So generally, one trades not just one but many (thousands of?!) securities (stocks/options tickers) and hence handling millions of messages per second requires intelligent partitioning and parallelism—a single machine just can’t handle that load (we are still not there with quantum chips just yet :))
To mitigate this, one ideal way is to shard/partition by ticker symbol and assign dedicated hosts based on on a given ticker symbol. This ensures fair load distribution. Furthermore, batching can also be leveraged for throughput optimization
Sending data in batches reduces network and disk I/O:
// Batch writes to persistent storage
std::vector<std::string> batch;
for (auto& msg : marketDataQueue) {
batch.push_back(msg);
if (batch.size() >= 100) {
database.bulkInsert(batch);
batch.clear();
}
}
Other Lessons from High-Frequency Trading (HFT)
So far we have learned how to receive and read data with failover. However, the for actual processing of data itself we’d need to make sure the processor does no other job but the actual processing itself. Reason I highlight this is because in CPUs have multiple cores and each core can execute multiple threads simultaneously. This can lead to context switching, where the CPU switches between different tasks, causing delays and thus reducing overall performance.

Provided information:

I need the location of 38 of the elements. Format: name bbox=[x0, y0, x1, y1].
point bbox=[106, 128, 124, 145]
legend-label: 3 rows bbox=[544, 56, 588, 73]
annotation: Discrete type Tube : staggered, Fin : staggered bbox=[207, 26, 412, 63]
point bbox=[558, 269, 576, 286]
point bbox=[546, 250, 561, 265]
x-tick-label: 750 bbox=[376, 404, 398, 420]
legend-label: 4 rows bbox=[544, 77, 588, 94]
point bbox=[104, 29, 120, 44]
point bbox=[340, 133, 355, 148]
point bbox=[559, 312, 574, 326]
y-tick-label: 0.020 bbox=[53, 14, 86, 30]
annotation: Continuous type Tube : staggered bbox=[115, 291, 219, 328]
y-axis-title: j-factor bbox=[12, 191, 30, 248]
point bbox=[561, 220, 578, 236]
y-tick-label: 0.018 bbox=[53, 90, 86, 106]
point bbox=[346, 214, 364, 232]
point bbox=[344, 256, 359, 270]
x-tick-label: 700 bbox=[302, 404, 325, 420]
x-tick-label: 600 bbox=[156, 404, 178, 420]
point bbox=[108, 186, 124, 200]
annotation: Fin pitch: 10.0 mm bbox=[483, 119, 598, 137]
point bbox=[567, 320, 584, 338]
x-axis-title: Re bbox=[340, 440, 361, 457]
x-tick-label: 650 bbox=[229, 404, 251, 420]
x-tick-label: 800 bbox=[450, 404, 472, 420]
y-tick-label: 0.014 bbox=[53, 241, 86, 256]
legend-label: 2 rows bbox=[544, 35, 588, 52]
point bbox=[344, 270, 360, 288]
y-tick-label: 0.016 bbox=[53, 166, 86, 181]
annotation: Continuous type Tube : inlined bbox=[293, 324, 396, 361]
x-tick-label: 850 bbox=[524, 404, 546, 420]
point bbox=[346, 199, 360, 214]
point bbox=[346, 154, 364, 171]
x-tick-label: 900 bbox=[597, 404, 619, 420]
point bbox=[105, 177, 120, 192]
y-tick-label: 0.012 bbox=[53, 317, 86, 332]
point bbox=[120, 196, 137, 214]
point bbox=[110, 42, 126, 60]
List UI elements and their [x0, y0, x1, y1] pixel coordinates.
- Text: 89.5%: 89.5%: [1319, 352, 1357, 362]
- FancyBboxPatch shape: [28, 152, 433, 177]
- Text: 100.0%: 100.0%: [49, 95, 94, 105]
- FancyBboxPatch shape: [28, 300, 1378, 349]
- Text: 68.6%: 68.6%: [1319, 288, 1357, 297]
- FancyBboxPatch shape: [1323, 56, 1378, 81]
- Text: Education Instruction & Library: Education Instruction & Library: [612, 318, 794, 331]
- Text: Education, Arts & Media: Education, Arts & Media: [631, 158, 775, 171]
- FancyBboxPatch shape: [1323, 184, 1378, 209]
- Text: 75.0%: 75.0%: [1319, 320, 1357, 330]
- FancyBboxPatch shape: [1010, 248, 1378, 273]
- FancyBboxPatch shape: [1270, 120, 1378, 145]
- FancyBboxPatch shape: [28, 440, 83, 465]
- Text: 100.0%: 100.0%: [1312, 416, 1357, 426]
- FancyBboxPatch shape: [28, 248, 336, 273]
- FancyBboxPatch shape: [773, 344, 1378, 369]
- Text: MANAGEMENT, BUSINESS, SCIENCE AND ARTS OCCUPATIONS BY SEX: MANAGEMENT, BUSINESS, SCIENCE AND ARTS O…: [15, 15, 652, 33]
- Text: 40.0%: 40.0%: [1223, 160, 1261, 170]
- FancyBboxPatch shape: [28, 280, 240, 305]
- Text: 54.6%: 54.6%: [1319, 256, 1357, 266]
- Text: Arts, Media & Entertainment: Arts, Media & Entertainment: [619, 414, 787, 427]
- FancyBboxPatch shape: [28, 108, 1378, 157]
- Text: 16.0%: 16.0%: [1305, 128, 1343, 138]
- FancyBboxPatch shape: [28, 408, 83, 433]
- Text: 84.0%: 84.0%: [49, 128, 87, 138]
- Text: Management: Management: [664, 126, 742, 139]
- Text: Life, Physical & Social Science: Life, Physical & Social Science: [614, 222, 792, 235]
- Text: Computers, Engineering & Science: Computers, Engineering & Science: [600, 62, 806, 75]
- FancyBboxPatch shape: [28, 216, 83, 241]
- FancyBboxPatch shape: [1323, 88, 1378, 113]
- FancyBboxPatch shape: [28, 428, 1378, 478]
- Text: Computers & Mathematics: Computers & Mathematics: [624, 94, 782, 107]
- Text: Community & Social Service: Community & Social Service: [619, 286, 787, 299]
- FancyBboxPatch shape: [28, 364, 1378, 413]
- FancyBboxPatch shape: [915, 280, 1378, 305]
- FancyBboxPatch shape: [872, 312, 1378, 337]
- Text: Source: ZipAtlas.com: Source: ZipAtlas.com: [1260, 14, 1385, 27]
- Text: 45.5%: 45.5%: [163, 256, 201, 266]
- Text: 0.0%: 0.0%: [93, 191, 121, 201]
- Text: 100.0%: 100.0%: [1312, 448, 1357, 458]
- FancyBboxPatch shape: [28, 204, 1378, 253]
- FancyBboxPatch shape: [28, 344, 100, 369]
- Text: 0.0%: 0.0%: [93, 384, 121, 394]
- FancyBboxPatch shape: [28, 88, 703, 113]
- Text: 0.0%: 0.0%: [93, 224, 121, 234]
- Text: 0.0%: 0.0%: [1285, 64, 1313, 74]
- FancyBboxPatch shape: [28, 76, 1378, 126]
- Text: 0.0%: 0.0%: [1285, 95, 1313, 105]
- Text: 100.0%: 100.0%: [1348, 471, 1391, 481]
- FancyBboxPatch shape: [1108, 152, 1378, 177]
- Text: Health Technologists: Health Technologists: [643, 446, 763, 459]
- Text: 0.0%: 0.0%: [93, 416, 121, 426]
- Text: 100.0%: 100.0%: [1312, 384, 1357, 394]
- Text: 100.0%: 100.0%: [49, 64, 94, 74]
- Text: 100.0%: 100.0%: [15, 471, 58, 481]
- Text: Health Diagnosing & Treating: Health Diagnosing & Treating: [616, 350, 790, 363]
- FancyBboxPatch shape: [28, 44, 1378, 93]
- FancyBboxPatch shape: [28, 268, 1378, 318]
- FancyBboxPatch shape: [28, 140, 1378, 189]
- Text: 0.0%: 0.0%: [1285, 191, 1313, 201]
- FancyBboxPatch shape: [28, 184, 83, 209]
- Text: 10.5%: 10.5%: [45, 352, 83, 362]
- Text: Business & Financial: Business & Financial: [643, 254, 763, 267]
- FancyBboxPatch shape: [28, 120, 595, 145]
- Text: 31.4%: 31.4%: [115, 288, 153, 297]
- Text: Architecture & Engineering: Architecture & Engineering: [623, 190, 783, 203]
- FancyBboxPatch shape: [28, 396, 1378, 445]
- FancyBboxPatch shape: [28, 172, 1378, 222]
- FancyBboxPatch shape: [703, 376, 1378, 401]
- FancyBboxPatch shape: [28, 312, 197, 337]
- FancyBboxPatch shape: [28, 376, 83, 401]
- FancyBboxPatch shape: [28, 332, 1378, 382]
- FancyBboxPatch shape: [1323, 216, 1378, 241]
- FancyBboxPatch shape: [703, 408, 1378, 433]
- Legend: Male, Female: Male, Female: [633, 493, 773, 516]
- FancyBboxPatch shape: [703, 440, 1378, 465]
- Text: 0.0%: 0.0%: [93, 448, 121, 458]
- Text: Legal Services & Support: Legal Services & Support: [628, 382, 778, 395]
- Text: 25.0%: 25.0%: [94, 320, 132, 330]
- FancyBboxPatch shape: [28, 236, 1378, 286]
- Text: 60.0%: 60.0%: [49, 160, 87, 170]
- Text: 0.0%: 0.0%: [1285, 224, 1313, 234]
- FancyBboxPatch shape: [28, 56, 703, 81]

Task:
Translate this sentence from the passage on handling market data into Spanish: "This can lead to context switching, where the CPU switches between different tasks, causing delays and thus reducing overall performance."

Complete response:
Esto puede provocar cambios de contexto, en los que la CPU alterna entre distintas tareas, lo que causa retrasos y, por lo tanto, reduce el rendimiento general.